--- Objective ---
List each line in which the string "name" appears.

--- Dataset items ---
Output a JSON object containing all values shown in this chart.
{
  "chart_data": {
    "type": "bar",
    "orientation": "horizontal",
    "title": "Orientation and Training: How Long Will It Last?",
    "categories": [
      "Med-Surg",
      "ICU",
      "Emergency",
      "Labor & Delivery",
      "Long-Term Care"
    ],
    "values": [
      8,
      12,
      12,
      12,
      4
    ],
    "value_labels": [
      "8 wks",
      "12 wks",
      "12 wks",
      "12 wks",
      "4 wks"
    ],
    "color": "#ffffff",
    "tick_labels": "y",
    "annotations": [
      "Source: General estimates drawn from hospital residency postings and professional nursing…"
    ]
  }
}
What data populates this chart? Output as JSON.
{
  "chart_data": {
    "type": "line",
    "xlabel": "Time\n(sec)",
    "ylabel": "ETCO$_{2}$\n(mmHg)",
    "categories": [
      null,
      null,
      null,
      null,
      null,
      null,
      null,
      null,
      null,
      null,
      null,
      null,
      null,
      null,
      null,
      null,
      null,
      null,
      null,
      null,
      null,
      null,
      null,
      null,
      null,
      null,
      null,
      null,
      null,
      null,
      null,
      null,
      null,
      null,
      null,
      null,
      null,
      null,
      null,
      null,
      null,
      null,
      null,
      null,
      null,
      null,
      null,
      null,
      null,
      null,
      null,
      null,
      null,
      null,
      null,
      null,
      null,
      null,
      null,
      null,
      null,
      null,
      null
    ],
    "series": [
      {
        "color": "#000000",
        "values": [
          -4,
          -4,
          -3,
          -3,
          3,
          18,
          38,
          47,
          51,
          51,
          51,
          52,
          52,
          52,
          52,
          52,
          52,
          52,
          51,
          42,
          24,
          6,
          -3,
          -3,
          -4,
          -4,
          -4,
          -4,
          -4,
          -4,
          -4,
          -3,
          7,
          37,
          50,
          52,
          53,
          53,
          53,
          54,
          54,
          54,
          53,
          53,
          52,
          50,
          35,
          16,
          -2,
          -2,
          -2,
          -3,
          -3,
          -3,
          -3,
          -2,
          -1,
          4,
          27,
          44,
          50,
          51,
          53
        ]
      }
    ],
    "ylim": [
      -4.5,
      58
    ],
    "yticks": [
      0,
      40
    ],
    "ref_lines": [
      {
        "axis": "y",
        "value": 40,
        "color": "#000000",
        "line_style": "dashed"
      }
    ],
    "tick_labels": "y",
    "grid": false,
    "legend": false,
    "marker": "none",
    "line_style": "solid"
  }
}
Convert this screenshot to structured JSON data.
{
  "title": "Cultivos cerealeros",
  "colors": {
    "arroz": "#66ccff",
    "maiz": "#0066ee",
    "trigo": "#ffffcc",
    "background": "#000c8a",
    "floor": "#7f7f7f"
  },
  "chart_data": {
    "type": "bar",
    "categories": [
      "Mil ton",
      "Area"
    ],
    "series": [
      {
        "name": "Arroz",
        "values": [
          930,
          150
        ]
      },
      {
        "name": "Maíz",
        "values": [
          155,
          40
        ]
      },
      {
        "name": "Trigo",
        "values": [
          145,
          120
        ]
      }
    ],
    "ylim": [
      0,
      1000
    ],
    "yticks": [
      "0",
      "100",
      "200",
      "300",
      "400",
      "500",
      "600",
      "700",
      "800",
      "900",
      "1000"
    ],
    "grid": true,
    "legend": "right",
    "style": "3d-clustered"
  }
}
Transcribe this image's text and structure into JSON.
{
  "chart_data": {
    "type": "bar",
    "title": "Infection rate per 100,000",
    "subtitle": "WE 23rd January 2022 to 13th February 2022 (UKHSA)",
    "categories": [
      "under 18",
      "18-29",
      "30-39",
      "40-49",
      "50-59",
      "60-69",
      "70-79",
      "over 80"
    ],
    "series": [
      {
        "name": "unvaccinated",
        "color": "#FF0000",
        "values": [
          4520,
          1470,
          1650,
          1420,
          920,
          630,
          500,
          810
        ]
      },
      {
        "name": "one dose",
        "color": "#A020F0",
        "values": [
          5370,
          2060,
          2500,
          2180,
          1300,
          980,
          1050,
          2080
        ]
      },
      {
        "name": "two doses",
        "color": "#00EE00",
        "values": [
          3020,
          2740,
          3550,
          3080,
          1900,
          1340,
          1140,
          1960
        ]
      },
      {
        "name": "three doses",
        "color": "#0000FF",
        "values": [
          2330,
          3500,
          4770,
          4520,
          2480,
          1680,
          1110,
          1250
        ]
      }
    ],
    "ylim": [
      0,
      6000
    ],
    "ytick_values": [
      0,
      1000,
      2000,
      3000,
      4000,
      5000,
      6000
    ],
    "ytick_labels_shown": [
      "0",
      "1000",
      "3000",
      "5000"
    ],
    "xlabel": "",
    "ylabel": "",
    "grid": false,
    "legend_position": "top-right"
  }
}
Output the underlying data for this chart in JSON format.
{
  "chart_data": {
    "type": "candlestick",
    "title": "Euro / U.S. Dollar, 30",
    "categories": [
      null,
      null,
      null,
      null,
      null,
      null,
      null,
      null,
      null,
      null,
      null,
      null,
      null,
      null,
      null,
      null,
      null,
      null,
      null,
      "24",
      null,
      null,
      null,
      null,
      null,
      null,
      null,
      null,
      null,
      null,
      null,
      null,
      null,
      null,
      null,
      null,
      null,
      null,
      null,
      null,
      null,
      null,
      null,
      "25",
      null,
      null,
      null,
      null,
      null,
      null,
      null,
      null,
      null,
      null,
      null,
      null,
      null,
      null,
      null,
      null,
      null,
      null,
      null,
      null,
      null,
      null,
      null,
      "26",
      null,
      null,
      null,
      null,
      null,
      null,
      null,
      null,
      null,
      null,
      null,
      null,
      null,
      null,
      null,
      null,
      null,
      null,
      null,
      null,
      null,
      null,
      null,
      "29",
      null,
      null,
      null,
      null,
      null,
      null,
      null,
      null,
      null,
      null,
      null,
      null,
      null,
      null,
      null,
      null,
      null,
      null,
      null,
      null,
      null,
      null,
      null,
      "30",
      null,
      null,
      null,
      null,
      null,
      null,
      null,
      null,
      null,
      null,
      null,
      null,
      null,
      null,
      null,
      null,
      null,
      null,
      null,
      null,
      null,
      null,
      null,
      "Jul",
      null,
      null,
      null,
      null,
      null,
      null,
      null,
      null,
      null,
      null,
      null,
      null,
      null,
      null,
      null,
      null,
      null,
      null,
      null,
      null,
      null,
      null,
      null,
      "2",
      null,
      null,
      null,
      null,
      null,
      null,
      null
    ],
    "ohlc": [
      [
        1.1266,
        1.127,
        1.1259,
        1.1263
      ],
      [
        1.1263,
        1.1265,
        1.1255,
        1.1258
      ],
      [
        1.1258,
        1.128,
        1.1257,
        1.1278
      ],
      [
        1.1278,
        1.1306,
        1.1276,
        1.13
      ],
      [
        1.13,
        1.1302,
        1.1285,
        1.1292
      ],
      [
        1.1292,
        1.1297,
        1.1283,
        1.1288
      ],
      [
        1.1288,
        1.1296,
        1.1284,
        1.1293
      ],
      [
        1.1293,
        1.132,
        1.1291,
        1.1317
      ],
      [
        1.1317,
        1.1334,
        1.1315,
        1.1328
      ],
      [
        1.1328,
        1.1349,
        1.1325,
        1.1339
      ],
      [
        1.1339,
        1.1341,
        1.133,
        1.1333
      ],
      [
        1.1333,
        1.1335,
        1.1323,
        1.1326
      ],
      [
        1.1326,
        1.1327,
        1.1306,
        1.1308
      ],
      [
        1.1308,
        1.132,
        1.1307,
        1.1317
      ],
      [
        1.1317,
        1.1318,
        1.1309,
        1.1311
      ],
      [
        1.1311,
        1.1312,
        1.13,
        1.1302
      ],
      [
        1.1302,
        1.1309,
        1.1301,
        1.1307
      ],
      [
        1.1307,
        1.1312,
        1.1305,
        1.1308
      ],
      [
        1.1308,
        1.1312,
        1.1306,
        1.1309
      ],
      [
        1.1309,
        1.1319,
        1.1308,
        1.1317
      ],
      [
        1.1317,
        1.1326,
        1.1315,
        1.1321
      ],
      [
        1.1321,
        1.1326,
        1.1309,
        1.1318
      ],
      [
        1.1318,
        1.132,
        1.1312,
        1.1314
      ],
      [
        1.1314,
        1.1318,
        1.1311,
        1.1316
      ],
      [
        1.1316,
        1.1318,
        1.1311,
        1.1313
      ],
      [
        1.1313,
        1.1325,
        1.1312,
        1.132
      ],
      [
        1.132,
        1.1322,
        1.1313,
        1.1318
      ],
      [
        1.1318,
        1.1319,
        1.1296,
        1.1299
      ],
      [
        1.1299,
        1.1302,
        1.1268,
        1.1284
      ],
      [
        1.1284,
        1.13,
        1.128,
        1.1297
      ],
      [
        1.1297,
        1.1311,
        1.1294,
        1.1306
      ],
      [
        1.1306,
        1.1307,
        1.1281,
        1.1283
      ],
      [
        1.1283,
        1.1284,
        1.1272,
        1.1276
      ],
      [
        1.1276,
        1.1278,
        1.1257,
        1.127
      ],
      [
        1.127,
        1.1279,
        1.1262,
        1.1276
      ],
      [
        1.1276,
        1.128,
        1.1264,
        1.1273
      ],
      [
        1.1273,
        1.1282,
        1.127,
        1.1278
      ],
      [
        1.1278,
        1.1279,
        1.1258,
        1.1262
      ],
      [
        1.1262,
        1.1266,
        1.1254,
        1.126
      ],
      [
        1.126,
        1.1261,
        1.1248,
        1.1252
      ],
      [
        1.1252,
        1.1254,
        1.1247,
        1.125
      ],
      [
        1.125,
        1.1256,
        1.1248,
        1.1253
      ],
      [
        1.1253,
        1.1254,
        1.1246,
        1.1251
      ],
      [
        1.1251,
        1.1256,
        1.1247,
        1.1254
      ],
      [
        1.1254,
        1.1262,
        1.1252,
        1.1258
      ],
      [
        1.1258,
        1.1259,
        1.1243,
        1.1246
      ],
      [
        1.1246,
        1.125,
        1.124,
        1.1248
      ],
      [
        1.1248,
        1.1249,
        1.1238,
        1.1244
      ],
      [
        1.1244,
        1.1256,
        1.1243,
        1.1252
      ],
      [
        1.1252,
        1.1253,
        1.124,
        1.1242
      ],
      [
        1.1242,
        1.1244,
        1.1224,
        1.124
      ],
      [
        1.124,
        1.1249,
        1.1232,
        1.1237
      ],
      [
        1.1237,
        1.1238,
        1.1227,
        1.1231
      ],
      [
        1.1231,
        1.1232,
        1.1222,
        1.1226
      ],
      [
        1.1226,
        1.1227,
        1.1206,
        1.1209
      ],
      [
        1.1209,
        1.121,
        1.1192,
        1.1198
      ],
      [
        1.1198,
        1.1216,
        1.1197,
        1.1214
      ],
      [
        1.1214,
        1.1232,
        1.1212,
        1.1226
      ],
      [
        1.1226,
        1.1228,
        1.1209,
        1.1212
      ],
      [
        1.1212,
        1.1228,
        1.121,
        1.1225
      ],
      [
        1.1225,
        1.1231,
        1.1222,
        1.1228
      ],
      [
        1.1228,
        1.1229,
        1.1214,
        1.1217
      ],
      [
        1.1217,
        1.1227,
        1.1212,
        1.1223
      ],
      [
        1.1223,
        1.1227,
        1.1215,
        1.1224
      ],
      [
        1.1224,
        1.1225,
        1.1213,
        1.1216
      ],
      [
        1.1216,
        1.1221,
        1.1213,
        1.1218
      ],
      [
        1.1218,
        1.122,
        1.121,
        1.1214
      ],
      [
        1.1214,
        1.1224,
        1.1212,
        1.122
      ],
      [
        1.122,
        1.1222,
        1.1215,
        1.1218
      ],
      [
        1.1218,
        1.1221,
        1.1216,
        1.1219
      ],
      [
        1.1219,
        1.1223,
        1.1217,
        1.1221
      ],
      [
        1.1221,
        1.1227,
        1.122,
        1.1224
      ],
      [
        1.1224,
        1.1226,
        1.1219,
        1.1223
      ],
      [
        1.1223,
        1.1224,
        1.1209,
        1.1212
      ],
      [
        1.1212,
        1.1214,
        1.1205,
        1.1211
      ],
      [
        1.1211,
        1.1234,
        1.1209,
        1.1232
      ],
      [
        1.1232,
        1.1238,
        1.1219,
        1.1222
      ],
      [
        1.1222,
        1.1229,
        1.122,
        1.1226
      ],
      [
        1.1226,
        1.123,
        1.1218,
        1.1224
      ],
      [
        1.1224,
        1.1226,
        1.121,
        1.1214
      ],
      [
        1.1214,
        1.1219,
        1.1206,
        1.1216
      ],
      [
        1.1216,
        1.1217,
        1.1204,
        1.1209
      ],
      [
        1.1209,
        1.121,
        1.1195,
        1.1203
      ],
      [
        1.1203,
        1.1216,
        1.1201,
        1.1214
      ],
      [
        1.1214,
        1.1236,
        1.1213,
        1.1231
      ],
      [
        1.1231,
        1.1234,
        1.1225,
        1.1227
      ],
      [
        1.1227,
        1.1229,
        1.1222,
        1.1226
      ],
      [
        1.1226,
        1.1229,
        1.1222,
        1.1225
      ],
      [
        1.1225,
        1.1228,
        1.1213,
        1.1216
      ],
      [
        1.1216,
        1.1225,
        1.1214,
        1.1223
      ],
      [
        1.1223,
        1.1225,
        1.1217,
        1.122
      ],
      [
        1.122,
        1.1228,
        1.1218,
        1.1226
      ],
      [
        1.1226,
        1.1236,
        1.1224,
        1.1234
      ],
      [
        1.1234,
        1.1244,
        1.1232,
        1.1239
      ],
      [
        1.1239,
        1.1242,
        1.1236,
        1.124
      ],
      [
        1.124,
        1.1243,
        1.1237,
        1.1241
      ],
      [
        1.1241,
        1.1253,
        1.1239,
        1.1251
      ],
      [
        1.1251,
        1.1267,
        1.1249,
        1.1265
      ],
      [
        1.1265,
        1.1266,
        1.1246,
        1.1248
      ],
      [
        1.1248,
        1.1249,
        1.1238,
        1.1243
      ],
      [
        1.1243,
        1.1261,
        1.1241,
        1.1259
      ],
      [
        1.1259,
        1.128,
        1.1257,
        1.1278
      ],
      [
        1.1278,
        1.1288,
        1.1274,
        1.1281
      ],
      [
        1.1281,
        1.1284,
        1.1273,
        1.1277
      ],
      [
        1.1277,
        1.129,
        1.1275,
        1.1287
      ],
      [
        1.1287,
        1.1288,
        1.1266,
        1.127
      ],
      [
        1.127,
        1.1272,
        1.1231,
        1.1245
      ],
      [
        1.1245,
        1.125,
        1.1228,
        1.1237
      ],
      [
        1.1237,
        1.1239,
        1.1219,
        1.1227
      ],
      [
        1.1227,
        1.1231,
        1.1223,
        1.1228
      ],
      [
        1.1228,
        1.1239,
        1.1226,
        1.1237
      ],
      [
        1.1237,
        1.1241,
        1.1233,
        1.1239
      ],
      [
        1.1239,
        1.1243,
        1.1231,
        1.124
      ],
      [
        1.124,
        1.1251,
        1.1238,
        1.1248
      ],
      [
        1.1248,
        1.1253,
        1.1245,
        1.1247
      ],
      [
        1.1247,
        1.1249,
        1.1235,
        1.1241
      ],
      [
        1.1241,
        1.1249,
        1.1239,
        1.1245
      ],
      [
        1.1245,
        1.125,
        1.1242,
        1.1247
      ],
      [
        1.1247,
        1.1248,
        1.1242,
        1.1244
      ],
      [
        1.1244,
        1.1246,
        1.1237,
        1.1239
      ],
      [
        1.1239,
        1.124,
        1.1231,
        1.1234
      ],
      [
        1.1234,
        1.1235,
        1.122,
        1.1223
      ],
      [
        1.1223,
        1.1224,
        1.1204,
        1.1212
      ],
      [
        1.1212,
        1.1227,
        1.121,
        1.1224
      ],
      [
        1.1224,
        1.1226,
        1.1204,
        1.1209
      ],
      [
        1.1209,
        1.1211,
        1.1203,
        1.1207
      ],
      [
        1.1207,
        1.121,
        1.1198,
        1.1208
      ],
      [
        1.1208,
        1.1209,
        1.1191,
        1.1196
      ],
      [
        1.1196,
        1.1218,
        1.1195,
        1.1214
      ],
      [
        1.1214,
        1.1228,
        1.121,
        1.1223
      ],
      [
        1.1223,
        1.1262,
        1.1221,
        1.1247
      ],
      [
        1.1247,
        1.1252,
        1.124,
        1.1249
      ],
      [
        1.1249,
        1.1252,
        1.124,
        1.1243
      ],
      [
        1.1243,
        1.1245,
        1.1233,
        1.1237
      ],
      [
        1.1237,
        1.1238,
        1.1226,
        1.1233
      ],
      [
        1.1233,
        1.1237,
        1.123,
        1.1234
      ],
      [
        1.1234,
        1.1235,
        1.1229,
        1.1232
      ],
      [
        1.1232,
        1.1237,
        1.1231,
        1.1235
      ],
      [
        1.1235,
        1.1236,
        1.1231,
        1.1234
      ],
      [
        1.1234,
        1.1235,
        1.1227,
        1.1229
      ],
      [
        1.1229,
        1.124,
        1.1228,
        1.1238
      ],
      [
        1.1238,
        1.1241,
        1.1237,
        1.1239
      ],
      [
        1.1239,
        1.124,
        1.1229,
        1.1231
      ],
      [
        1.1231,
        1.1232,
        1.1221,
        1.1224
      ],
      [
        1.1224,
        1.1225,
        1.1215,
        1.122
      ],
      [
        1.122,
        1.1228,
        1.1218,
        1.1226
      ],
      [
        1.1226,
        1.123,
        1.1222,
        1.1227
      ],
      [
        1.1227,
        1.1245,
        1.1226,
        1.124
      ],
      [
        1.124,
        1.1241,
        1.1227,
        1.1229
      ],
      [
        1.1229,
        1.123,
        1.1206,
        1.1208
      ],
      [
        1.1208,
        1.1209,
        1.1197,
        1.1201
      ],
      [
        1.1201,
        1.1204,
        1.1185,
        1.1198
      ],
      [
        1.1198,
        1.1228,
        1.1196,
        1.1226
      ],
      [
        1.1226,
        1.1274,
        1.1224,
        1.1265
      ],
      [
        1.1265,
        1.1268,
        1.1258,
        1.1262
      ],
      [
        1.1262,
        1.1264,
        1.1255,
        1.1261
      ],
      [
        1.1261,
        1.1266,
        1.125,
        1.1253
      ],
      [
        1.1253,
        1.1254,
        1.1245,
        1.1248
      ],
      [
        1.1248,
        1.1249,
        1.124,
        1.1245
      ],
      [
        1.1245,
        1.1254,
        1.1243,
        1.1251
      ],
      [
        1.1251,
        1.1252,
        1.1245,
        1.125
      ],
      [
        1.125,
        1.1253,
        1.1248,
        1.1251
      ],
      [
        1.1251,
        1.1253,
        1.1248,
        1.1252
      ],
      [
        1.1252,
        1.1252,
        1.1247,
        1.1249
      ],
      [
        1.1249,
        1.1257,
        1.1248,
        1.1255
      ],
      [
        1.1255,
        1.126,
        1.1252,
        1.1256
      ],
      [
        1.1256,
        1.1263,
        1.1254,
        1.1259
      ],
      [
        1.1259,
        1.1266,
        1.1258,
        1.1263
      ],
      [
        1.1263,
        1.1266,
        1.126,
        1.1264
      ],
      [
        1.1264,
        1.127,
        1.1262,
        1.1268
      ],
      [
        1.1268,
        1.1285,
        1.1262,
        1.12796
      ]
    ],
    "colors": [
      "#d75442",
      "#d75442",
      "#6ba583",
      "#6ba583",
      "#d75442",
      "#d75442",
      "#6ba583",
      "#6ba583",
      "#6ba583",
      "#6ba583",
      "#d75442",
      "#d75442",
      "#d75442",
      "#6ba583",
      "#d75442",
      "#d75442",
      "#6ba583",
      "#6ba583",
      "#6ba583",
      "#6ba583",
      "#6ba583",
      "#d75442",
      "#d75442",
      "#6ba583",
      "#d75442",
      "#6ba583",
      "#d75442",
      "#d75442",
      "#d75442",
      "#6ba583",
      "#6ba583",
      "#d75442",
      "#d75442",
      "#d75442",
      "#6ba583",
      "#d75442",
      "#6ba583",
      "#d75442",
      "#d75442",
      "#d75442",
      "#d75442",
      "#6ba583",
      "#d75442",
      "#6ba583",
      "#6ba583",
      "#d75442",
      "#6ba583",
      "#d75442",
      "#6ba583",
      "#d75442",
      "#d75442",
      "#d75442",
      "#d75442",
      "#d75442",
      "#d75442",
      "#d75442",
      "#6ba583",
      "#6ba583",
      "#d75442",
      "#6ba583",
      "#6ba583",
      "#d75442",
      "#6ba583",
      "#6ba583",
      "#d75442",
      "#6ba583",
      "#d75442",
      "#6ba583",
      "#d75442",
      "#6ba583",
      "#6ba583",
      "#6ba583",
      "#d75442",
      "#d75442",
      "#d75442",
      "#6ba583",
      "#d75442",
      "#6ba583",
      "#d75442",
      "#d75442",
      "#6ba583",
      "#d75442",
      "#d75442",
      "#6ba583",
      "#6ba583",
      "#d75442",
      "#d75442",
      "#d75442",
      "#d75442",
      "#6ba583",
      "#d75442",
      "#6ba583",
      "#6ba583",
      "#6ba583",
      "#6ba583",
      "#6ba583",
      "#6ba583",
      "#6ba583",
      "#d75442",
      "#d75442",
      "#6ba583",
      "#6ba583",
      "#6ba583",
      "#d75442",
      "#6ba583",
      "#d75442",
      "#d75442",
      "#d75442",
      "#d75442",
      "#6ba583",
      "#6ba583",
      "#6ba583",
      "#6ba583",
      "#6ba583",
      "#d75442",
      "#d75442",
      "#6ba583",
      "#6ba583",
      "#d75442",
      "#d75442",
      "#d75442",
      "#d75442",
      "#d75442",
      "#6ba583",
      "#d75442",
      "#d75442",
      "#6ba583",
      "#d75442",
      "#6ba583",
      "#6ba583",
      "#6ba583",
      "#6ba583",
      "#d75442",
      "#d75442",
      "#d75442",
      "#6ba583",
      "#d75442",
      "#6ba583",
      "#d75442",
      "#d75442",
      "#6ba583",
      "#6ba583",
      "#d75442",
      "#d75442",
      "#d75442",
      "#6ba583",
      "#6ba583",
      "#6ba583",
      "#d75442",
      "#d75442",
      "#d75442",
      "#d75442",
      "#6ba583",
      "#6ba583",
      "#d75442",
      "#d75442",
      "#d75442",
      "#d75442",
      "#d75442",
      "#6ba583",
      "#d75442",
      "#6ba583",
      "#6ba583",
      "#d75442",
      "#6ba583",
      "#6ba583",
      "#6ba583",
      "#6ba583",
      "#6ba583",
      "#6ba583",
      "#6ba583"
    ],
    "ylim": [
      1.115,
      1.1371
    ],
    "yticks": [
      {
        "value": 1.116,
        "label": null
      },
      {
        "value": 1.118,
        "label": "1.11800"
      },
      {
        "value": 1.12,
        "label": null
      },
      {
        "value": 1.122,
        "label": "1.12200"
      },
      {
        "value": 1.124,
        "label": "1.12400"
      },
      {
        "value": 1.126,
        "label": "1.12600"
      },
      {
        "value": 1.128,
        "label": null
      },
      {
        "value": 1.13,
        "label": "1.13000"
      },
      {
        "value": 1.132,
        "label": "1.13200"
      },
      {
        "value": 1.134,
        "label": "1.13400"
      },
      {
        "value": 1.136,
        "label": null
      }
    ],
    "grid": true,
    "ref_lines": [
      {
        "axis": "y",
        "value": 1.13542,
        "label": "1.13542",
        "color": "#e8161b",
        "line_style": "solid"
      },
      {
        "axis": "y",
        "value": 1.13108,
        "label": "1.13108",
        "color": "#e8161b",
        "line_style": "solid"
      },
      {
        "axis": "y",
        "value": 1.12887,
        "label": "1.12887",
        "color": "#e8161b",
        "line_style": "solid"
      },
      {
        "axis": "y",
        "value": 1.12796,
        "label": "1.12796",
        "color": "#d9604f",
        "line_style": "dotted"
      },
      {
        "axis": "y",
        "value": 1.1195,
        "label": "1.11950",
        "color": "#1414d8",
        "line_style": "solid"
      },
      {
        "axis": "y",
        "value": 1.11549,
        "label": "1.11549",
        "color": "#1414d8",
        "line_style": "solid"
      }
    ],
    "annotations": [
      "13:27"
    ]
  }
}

--- Solved exercise ---
        "name": "Arroz",
        "name": "Maíz",
        "name": "Trigo",
        "name": "unvaccinated",
        "name": "one dose",
        "name": "two doses",
        "name": "three doses",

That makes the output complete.